* **Exercise aim**
Sort through the entries below and pull out lines containing the word "linear".

* **Exercise input**
╭──

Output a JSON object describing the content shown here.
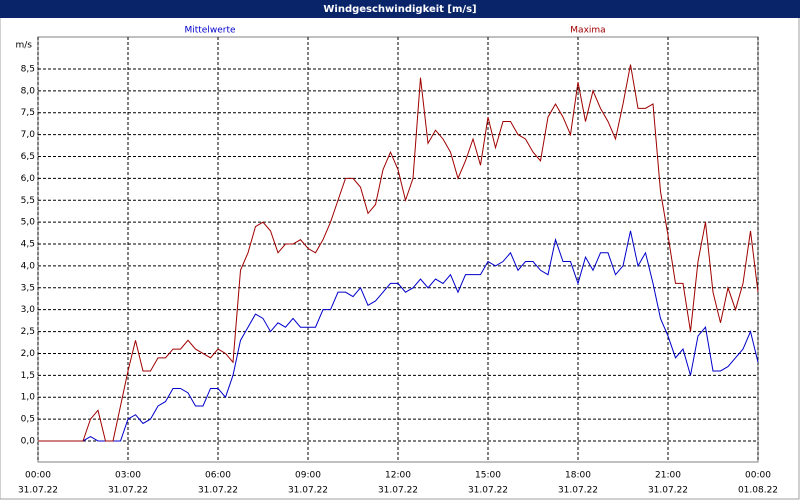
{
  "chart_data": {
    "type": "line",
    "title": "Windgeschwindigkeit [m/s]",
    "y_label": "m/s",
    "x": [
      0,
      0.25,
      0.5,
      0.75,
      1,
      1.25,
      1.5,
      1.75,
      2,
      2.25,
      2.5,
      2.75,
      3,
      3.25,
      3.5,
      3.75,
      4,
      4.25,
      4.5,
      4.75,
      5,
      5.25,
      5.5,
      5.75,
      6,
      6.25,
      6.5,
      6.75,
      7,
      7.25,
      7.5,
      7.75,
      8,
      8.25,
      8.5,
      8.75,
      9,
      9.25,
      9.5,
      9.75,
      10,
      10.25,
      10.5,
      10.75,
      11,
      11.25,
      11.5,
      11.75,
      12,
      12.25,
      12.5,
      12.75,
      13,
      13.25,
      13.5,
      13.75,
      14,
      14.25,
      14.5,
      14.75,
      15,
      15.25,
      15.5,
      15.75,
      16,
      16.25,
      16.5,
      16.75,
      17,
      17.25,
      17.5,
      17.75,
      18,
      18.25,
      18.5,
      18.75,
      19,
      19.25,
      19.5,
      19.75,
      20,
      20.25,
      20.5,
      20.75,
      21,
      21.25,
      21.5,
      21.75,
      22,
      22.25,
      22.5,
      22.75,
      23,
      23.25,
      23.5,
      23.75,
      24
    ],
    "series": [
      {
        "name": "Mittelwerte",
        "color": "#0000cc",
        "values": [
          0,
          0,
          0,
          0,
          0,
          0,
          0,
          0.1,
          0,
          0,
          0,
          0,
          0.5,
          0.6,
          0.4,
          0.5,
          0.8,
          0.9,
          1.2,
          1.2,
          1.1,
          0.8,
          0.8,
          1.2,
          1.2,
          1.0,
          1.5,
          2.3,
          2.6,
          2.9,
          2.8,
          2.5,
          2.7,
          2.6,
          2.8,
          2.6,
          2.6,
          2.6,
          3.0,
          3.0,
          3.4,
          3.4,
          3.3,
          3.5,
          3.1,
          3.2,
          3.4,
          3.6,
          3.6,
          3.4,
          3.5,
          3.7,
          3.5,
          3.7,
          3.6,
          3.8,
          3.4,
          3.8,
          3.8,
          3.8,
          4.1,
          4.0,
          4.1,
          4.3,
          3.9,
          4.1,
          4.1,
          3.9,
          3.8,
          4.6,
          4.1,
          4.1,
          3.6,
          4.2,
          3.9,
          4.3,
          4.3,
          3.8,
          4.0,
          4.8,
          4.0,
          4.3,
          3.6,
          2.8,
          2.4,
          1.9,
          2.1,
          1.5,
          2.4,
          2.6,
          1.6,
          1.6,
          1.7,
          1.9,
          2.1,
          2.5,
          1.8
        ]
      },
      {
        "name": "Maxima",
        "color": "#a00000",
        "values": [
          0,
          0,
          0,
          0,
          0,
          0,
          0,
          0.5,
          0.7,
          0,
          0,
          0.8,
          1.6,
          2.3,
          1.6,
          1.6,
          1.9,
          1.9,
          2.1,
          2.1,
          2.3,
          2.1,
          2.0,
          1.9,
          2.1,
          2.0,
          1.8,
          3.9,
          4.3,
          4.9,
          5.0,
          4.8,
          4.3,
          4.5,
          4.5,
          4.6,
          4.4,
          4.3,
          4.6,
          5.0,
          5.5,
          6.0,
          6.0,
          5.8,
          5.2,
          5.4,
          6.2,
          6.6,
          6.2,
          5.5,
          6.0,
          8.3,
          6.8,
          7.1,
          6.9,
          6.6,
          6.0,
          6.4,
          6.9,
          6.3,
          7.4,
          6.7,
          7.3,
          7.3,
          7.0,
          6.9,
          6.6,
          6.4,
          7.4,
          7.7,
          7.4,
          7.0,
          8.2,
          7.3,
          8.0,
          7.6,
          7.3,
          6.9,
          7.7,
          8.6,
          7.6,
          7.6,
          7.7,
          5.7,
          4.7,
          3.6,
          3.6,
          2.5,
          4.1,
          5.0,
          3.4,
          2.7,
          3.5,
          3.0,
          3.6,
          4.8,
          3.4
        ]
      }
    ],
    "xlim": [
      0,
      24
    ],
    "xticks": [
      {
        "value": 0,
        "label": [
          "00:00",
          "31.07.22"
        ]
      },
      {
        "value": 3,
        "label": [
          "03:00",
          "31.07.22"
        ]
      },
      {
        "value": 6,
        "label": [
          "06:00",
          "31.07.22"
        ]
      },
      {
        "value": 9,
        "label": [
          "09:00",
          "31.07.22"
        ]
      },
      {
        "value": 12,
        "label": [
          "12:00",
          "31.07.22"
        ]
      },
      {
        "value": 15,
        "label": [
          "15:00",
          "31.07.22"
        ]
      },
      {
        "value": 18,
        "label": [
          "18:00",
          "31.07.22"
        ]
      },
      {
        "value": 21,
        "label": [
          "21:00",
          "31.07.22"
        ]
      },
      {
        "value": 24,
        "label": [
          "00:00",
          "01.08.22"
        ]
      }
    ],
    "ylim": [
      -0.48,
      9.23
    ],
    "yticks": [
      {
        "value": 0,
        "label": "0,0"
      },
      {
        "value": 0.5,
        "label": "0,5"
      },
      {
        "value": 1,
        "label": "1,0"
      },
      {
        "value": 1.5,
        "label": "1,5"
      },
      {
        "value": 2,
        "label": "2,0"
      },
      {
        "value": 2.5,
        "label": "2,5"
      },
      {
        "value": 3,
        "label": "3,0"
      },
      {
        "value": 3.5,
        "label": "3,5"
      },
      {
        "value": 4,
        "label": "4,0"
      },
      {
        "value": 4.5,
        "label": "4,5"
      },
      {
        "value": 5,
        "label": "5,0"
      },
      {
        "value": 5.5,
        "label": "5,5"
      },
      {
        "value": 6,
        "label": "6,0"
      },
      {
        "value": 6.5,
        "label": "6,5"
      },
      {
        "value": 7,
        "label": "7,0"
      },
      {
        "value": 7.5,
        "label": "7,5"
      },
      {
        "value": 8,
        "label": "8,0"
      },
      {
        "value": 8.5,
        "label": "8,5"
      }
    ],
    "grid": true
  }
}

╰──
╭──

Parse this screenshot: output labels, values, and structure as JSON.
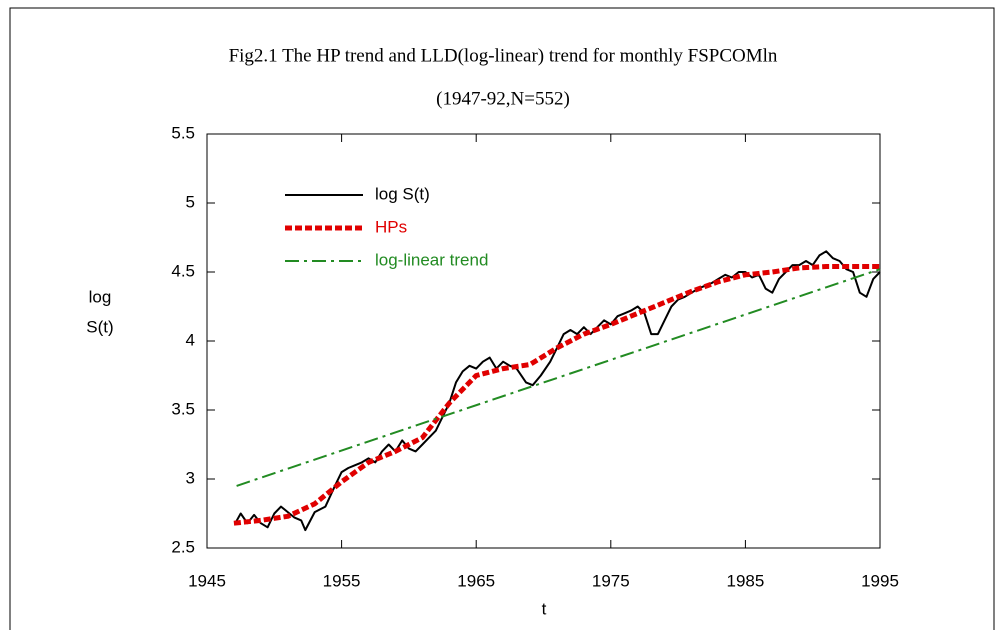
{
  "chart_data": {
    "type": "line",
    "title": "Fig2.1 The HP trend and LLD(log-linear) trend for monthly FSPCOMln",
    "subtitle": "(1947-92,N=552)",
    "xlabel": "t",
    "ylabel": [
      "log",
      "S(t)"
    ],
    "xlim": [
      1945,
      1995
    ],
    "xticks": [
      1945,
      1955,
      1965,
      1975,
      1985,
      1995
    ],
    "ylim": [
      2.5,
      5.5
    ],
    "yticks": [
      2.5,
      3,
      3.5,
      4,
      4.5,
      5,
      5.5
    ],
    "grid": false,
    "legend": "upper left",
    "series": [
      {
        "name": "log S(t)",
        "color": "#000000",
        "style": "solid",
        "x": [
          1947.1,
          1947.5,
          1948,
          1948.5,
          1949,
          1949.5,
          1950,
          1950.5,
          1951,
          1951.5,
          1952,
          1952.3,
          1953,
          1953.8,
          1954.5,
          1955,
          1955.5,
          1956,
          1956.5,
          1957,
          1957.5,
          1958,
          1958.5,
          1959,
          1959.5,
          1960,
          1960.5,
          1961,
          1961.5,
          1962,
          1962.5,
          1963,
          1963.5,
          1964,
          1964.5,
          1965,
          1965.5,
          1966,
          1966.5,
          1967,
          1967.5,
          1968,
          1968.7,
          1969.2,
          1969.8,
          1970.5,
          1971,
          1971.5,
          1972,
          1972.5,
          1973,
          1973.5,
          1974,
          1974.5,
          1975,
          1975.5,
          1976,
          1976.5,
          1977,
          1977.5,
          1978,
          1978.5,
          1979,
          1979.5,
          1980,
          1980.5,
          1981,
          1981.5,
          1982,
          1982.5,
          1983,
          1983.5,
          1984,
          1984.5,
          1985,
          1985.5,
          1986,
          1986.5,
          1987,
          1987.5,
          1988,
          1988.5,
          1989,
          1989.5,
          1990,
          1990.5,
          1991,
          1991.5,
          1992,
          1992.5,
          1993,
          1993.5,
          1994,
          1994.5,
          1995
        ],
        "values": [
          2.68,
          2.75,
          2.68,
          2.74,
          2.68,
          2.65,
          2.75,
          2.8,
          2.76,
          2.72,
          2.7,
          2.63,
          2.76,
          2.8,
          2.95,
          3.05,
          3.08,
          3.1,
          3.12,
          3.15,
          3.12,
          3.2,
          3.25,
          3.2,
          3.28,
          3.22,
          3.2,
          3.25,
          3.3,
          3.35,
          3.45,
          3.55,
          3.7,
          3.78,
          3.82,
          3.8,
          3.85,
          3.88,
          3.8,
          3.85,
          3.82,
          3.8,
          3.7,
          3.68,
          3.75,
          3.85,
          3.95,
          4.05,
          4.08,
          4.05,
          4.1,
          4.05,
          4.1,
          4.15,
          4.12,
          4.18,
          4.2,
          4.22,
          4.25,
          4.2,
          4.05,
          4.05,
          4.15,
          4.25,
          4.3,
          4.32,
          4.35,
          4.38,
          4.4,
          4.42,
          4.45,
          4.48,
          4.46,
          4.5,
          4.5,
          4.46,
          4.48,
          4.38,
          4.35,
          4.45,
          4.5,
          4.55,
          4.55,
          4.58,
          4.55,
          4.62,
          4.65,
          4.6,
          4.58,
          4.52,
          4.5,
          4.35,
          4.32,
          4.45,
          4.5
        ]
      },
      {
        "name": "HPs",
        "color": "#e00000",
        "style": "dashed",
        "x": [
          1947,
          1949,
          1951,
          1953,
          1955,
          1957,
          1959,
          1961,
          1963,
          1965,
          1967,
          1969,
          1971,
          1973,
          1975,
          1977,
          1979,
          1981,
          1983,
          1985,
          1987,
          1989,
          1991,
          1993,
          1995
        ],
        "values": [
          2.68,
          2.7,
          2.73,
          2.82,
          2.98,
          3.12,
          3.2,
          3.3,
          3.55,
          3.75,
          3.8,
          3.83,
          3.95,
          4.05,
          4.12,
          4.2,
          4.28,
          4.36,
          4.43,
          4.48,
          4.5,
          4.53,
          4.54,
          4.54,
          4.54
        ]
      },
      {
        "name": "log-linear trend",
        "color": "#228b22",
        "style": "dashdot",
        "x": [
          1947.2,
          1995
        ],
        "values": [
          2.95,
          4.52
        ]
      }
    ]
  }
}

╰──
╭──

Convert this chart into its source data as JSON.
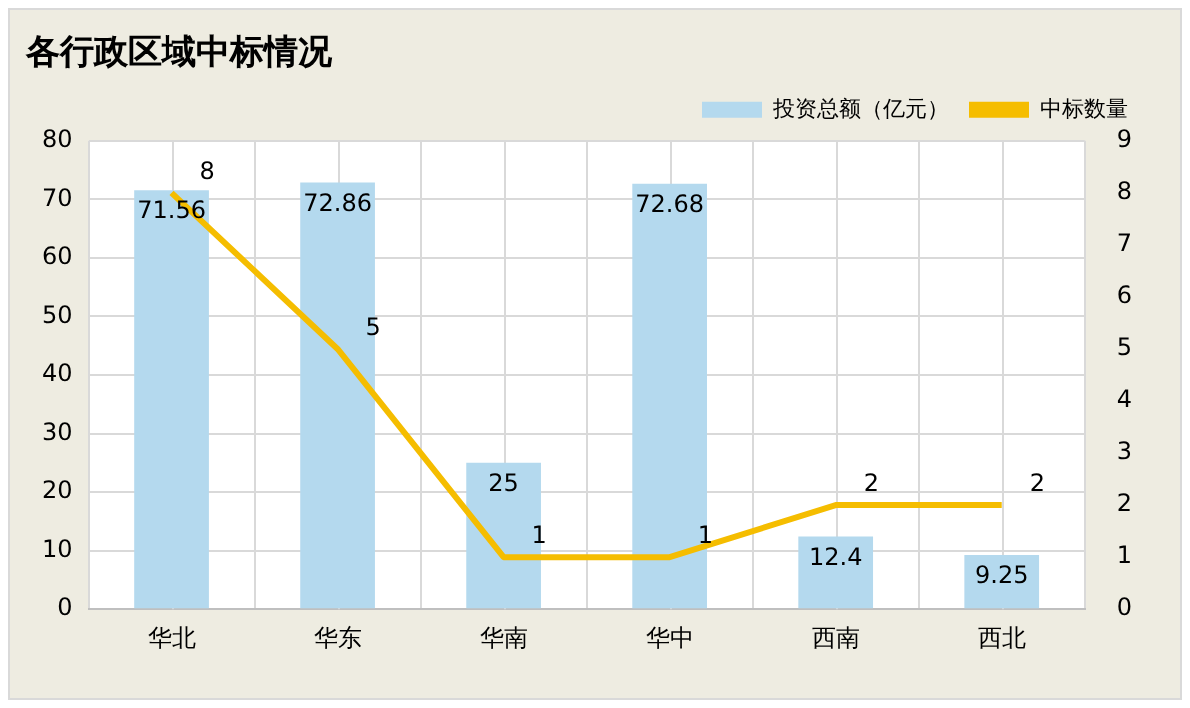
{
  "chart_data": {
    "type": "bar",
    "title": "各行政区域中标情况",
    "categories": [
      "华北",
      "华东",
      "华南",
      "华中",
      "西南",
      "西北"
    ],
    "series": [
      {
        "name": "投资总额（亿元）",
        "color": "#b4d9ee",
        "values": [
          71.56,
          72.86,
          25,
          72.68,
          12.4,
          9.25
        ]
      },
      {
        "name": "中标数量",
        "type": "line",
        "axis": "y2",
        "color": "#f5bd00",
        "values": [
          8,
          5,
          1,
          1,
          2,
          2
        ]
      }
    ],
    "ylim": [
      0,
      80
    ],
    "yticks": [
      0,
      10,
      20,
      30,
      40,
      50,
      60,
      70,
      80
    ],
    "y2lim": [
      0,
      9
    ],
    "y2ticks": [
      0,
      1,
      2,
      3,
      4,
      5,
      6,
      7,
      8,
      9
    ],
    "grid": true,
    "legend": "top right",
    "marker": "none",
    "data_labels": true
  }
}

╰──

* **Answer to this exercise**
    "title": "Fig2.1 The HP trend and LLD(log-linear) trend for monthly FSPCOMln",
        "name": "log-linear trend",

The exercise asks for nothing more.